Task description: Return the full material exactly.

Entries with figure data
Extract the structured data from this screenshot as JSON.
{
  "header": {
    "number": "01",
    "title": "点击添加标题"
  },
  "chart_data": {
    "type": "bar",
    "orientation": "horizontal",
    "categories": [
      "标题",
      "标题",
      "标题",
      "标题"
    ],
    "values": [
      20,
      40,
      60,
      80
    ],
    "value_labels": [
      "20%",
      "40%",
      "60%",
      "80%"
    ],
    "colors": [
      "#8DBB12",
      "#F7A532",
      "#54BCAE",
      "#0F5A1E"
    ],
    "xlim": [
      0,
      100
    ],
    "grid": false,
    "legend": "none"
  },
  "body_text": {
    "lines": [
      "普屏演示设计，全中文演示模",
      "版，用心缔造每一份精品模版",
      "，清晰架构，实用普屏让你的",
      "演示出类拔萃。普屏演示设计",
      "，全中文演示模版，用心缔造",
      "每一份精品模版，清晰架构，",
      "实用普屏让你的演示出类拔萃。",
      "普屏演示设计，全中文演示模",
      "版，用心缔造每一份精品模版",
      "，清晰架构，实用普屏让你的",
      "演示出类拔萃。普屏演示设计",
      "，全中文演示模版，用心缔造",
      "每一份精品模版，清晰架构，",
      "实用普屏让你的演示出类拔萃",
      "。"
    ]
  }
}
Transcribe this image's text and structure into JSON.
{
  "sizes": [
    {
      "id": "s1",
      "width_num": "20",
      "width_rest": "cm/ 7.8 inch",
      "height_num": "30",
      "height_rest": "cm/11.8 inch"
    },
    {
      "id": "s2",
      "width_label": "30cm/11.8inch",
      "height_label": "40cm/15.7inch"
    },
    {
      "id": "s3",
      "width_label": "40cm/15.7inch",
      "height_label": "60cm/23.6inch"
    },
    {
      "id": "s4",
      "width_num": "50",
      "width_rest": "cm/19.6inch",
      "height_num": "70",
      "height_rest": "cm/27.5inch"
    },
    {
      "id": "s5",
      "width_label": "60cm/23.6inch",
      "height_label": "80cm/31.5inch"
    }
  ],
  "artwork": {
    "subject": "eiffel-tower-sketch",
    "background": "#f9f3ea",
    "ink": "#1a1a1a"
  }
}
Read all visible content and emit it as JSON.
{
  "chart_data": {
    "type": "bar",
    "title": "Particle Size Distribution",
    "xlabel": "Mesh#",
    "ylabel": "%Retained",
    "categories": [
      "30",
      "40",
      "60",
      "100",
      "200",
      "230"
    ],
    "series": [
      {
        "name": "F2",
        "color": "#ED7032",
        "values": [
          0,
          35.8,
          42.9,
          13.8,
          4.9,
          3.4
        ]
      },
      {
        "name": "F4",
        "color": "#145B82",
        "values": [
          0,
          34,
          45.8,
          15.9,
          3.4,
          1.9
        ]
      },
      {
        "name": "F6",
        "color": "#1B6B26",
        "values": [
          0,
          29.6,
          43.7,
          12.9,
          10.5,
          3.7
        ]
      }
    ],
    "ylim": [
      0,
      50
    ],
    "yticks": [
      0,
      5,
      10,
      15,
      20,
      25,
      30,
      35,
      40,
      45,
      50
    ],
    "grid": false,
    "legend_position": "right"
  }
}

Full output:
Extract the structured data from this screenshot as JSON.
{
  "header": {
    "number": "01",
    "title": "点击添加标题"
  },
  "chart_data": {
    "type": "bar",
    "orientation": "horizontal",
    "categories": [
      "标题",
      "标题",
      "标题",
      "标题"
    ],
    "values": [
      20,
      40,
      60,
      80
    ],
    "value_labels": [
      "20%",
      "40%",
      "60%",
      "80%"
    ],
    "colors": [
      "#8DBB12",
      "#F7A532",
      "#54BCAE",
      "#0F5A1E"
    ],
    "xlim": [
      0,
      100
    ],
    "grid": false,
    "legend": "none"
  },
  "body_text": {
    "lines": [
      "普屏演示设计，全中文演示模",
      "版，用心缔造每一份精品模版",
      "，清晰架构，实用普屏让你的",
      "演示出类拔萃。普屏演示设计",
      "，全中文演示模版，用心缔造",
      "每一份精品模版，清晰架构，",
      "实用普屏让你的演示出类拔萃。",
      "普屏演示设计，全中文演示模",
      "版，用心缔造每一份精品模版",
      "，清晰架构，实用普屏让你的",
      "演示出类拔萃。普屏演示设计",
      "，全中文演示模版，用心缔造",
      "每一份精品模版，清晰架构，",
      "实用普屏让你的演示出类拔萃",
      "。"
    ]
  }
}
Transcribe this image's text and structure into JSON.
{
  "sizes": [
    {
      "id": "s1",
      "width_num": "20",
      "width_rest": "cm/ 7.8 inch",
      "height_num": "30",
      "height_rest": "cm/11.8 inch"
    },
    {
      "id": "s2",
      "width_label": "30cm/11.8inch",
      "height_label": "40cm/15.7inch"
    },
    {
      "id": "s3",
      "width_label": "40cm/15.7inch",
      "height_label": "60cm/23.6inch"
    },
    {
      "id": "s4",
      "width_num": "50",
      "width_rest": "cm/19.6inch",
      "height_num": "70",
      "height_rest": "cm/27.5inch"
    },
    {
      "id": "s5",
      "width_label": "60cm/23.6inch",
      "height_label": "80cm/31.5inch"
    }
  ],
  "artwork": {
    "subject": "eiffel-tower-sketch",
    "background": "#f9f3ea",
    "ink": "#1a1a1a"
  }
}
Read all visible content and emit it as JSON.
{
  "chart_data": {
    "type": "bar",
    "title": "Particle Size Distribution",
    "xlabel": "Mesh#",
    "ylabel": "%Retained",
    "categories": [
      "30",
      "40",
      "60",
      "100",
      "200",
      "230"
    ],
    "series": [
      {
        "name": "F2",
        "color": "#ED7032",
        "values": [
          0,
          35.8,
          42.9,
          13.8,
          4.9,
          3.4
        ]
      },
      {
        "name": "F4",
        "color": "#145B82",
        "values": [
          0,
          34,
          45.8,
          15.9,
          3.4,
          1.9
        ]
      },
      {
        "name": "F6",
        "color": "#1B6B26",
        "values": [
          0,
          29.6,
          43.7,
          12.9,
          10.5,
          3.7
        ]
      }
    ],
    "ylim": [
      0,
      50
    ],
    "yticks": [
      0,
      5,
      10,
      15,
      20,
      25,
      30,
      35,
      40,
      45,
      50
    ],
    "grid": false,
    "legend_position": "right"
  }
}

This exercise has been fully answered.